Figure contents as structured data
=====
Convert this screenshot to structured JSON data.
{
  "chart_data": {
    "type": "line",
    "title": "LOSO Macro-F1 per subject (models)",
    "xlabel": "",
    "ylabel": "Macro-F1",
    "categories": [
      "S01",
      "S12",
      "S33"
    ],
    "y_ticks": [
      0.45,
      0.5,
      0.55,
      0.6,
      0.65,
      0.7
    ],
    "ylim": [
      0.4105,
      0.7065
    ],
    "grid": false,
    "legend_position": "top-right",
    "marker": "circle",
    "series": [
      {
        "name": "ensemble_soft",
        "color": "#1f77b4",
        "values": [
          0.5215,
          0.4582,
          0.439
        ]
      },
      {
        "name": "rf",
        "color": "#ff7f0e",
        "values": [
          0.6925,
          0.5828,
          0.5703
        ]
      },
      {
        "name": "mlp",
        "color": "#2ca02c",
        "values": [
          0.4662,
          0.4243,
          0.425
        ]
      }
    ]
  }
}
=====
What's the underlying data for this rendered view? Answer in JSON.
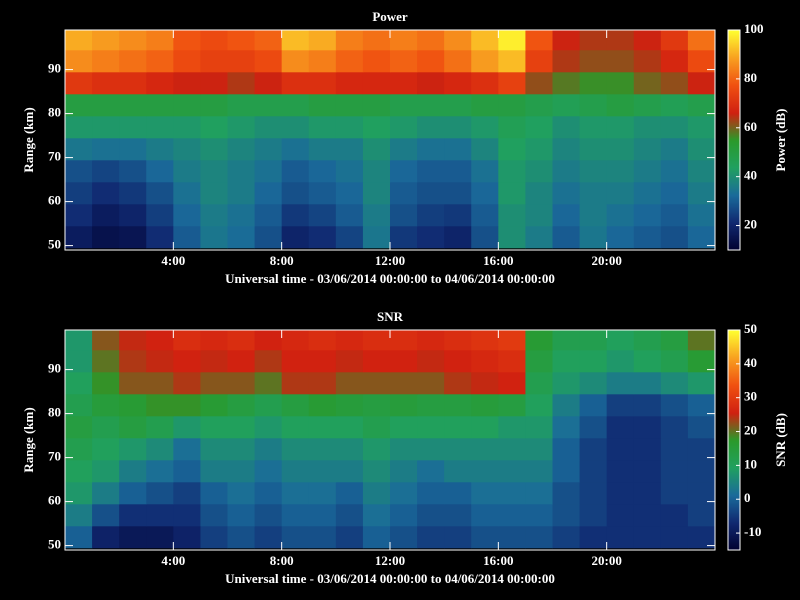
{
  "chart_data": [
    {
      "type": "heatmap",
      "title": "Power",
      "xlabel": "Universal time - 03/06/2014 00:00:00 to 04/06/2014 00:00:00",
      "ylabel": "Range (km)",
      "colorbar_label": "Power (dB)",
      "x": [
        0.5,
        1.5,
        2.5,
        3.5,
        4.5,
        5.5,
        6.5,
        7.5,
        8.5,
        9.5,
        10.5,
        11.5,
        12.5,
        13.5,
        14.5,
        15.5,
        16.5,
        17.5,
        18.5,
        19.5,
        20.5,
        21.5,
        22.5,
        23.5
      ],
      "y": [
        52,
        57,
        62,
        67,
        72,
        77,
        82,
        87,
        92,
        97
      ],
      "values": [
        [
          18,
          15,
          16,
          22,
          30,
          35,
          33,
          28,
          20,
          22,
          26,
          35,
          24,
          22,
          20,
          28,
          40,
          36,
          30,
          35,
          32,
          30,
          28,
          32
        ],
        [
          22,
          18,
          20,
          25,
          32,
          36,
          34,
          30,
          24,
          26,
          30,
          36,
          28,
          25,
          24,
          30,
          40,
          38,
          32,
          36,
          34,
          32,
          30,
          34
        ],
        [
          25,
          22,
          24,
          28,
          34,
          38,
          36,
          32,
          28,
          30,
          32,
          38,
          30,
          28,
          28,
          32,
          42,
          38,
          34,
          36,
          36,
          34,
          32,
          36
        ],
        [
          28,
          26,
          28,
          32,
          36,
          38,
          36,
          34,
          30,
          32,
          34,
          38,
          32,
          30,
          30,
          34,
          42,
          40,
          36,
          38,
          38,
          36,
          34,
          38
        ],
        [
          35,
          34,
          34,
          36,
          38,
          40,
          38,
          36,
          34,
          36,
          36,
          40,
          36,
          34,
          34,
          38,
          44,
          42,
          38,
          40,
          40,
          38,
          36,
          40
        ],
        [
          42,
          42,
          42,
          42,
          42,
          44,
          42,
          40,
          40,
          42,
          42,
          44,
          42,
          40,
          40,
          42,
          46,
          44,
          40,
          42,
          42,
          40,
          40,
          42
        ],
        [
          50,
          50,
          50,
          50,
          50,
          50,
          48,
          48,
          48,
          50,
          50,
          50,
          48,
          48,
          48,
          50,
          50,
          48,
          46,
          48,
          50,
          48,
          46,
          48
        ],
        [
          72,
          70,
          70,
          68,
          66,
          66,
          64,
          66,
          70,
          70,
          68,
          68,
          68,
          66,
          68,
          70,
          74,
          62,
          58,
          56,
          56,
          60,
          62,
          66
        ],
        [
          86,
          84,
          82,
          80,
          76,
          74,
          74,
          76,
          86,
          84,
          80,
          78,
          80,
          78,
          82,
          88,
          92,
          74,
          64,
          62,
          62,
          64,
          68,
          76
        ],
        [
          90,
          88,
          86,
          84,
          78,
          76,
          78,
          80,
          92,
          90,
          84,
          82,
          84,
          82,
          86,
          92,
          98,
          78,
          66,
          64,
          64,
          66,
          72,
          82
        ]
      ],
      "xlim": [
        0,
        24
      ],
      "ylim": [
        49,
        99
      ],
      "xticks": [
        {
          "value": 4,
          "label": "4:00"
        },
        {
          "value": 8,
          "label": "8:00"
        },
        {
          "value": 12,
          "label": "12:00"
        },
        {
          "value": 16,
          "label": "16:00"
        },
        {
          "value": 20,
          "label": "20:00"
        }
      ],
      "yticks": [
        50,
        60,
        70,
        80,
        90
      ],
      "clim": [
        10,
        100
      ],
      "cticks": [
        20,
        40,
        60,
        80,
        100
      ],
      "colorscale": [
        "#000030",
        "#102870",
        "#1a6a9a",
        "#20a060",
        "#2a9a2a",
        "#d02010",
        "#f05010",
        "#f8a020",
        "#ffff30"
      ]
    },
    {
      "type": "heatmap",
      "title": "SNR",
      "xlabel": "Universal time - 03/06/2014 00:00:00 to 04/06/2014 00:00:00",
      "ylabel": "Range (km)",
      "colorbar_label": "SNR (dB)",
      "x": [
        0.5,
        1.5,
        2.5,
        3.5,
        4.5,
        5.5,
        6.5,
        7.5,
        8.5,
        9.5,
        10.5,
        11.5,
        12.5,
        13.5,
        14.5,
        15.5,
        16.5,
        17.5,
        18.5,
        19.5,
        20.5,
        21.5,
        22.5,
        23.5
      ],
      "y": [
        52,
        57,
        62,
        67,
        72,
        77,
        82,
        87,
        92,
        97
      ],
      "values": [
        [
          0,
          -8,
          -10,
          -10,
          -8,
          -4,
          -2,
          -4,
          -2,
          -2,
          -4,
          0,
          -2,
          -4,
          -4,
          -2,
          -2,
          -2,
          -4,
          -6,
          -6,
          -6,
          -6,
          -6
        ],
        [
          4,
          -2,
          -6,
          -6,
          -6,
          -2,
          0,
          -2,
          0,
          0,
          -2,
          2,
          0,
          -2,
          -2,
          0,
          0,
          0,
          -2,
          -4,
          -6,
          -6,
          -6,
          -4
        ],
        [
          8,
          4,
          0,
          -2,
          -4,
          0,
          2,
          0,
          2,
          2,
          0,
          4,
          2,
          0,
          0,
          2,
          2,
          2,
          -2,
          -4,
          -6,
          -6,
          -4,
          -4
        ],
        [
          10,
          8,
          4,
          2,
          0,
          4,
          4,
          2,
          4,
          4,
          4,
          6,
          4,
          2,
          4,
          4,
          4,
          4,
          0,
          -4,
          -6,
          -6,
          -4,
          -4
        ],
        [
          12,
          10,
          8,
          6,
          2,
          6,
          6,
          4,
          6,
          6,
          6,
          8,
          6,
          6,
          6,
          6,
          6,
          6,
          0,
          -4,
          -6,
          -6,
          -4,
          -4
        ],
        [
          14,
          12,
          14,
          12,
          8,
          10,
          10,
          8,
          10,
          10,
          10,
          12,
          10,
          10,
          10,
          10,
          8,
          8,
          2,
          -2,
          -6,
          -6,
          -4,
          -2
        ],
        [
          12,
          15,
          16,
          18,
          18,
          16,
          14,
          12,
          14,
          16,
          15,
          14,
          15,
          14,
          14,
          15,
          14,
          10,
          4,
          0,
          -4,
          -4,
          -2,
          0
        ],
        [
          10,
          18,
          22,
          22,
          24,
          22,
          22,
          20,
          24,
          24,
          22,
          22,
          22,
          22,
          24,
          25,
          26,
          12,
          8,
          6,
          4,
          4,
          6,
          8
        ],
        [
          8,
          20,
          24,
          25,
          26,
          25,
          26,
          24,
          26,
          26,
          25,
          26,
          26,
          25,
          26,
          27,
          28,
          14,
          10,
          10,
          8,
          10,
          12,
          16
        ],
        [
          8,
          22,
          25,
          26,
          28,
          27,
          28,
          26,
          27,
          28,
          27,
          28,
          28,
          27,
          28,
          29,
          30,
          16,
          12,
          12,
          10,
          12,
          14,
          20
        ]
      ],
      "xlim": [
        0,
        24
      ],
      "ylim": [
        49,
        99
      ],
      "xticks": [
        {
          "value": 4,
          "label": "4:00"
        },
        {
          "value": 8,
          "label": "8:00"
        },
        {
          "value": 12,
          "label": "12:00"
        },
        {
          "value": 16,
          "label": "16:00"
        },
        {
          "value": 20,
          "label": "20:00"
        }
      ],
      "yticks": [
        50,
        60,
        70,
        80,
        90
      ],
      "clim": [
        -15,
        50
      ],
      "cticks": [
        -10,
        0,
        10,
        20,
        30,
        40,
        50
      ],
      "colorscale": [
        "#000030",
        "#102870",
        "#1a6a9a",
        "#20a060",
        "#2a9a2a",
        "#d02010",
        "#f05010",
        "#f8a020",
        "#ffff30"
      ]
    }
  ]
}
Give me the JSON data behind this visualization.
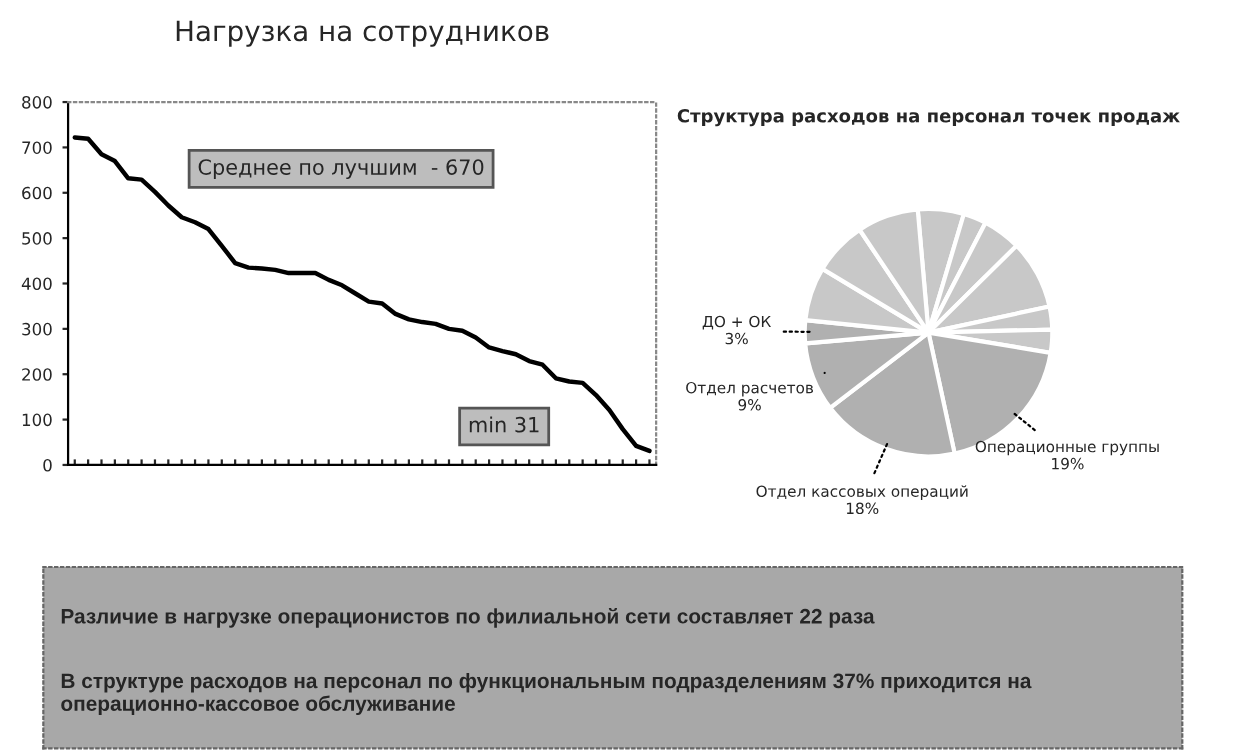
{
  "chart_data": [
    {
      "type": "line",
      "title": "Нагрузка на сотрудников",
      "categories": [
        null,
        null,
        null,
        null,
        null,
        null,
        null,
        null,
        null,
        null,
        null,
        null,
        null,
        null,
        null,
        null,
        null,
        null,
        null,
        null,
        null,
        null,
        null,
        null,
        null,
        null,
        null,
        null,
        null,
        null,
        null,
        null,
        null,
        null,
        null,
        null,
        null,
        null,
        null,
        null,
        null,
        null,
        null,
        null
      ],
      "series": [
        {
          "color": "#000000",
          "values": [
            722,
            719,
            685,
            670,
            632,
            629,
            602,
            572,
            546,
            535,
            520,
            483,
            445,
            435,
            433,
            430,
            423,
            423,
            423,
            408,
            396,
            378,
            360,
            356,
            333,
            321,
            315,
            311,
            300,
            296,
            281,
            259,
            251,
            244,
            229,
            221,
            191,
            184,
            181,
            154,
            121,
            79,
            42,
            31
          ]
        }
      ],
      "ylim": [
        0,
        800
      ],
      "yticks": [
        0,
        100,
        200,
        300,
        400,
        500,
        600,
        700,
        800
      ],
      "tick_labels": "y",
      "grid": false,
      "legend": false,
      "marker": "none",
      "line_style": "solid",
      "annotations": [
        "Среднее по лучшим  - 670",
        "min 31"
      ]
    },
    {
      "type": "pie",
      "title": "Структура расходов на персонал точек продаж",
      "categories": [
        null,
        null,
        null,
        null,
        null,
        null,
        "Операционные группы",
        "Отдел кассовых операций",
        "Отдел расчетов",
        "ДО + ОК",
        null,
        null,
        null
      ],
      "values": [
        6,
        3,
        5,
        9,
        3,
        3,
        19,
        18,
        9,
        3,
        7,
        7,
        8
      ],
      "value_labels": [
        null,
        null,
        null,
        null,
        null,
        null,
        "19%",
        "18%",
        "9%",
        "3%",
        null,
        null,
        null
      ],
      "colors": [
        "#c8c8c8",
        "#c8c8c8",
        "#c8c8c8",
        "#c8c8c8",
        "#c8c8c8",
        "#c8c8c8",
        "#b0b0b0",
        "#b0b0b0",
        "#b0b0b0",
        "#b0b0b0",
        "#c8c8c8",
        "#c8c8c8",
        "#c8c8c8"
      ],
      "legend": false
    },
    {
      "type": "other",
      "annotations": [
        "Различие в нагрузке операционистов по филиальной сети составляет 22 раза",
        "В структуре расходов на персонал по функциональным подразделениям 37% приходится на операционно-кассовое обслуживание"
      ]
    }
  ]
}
=====
**EXERCISE**
Gather each line holding the string "type".

**FULL RESPONSE**
    "type": "line",
      "type": "heatmap",
      "type": "heatmap",
      "type": "line",
      "type": "pie",
      "type": "other",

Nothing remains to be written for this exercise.